Return the whole listing, keeping every character the same.

Dataset records:
● ● ●

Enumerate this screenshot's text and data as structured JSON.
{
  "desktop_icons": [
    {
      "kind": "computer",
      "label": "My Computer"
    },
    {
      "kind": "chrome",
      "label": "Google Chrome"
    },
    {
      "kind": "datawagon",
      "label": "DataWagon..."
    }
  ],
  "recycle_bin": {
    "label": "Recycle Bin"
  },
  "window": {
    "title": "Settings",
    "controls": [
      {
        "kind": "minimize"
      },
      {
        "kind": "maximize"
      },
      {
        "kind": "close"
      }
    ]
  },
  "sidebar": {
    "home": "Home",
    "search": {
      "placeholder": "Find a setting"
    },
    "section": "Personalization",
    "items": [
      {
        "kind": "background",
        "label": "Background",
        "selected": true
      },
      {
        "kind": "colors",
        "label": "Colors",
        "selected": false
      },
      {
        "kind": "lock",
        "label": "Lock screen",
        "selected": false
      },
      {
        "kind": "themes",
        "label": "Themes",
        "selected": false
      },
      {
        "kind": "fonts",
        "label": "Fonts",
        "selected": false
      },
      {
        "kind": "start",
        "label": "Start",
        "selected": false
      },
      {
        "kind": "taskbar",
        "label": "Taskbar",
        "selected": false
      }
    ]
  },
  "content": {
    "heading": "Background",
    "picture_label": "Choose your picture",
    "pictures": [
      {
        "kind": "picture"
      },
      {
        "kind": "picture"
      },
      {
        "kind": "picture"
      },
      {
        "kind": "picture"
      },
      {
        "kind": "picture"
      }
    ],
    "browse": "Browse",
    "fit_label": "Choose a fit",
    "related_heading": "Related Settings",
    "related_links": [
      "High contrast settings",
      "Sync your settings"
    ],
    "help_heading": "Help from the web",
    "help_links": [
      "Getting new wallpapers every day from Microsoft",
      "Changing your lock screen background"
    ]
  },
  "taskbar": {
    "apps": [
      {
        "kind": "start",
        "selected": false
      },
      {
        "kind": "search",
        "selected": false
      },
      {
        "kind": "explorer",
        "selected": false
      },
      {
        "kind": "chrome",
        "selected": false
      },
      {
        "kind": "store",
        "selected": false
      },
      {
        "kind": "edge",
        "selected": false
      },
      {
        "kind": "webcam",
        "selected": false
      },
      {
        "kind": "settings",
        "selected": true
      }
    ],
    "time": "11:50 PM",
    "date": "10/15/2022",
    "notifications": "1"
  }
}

● ● ●

▶ OUTPUT OF THE EXERCISE:
Enumerate this screenshot's text and data as structured JSON.
{
  "desktop_icons": [
    {
      "kind": "computer",
      "label": "My Computer"
    },
    {
      "kind": "chrome",
      "label": "Google Chrome"
    },
    {
      "kind": "datawagon",
      "label": "DataWagon..."
    }
  ],
  "recycle_bin": {
    "label": "Recycle Bin"
  },
  "window": {
    "title": "Settings",
    "controls": [
      {
        "kind": "minimize"
      },
      {
        "kind": "maximize"
      },
      {
        "kind": "close"
      }
    ]
  },
  "sidebar": {
    "home": "Home",
    "search": {
      "placeholder": "Find a setting"
    },
    "section": "Personalization",
    "items": [
      {
        "kind": "background",
        "label": "Background",
        "selected": true
      },
      {
        "kind": "colors",
        "label": "Colors",
        "selected": false
      },
      {
        "kind": "lock",
        "label": "Lock screen",
        "selected": false
      },
      {
        "kind": "themes",
        "label": "Themes",
        "selected": false
      },
      {
        "kind": "fonts",
        "label": "Fonts",
        "selected": false
      },
      {
        "kind": "start",
        "label": "Start",
        "selected": false
      },
      {
        "kind": "taskbar",
        "label": "Taskbar",
        "selected": false
      }
    ]
  },
  "content": {
    "heading": "Background",
    "picture_label": "Choose your picture",
    "pictures": [
      {
        "kind": "picture"
      },
      {
        "kind": "picture"
      },
      {
        "kind": "picture"
      },
      {
        "kind": "picture"
      },
      {
        "kind": "picture"
      }
    ],
    "browse": "Browse",
    "fit_label": "Choose a fit",
    "related_heading": "Related Settings",
    "related_links": [
      "High contrast settings",
      "Sync your settings"
    ],
    "help_heading": "Help from the web",
    "help_links": [
      "Getting new wallpapers every day from Microsoft",
      "Changing your lock screen background"
    ]
  },
  "taskbar": {
    "apps": [
      {
        "kind": "start",
        "selected": false
      },
      {
        "kind": "search",
        "selected": false
      },
      {
        "kind": "explorer",
        "selected": false
      },
      {
        "kind": "chrome",
        "selected": false
      },
      {
        "kind": "store",
        "selected": false
      },
      {
        "kind": "edge",
        "selected": false
      },
      {
        "kind": "webcam",
        "selected": false
      },
      {
        "kind": "settings",
        "selected": true
      }
    ],
    "time": "11:50 PM",
    "date": "10/15/2022",
    "notifications": "1"
  }
}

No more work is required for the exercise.